EXERCISE MATERIAL =>
------------------------------------------------

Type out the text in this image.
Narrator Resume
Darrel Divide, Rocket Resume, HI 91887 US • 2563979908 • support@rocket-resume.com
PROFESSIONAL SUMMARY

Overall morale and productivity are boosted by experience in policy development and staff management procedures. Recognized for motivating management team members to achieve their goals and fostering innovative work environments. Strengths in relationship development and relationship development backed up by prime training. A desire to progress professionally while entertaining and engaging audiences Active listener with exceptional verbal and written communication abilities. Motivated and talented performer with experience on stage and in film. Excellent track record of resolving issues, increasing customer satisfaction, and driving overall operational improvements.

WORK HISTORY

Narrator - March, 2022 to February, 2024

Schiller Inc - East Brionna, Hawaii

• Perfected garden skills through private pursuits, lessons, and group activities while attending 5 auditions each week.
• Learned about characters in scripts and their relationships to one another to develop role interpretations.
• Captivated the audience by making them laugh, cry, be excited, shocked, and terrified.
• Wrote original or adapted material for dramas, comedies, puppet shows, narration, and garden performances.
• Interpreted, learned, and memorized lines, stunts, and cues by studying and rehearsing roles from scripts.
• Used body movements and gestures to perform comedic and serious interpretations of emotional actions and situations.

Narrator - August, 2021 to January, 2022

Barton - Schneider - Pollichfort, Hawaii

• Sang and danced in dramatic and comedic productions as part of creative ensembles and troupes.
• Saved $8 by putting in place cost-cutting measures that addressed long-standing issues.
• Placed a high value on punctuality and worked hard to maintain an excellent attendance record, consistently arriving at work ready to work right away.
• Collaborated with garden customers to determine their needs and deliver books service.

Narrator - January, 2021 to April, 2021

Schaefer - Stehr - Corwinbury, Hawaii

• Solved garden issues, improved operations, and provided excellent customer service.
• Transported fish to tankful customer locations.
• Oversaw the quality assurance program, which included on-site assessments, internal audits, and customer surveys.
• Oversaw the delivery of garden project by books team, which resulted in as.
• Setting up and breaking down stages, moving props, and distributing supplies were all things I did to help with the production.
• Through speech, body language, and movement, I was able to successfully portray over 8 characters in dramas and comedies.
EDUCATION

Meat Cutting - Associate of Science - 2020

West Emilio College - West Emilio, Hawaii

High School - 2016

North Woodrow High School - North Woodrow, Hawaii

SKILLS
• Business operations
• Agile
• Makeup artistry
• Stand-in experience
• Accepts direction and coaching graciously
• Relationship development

------------------------------------------------

WHAT THE TASK REQUIRES => Select the lines from the entries that include the word "January".

RESULT =>
Narrator - August, 2021 to January, 2022
Narrator - January, 2021 to April, 2021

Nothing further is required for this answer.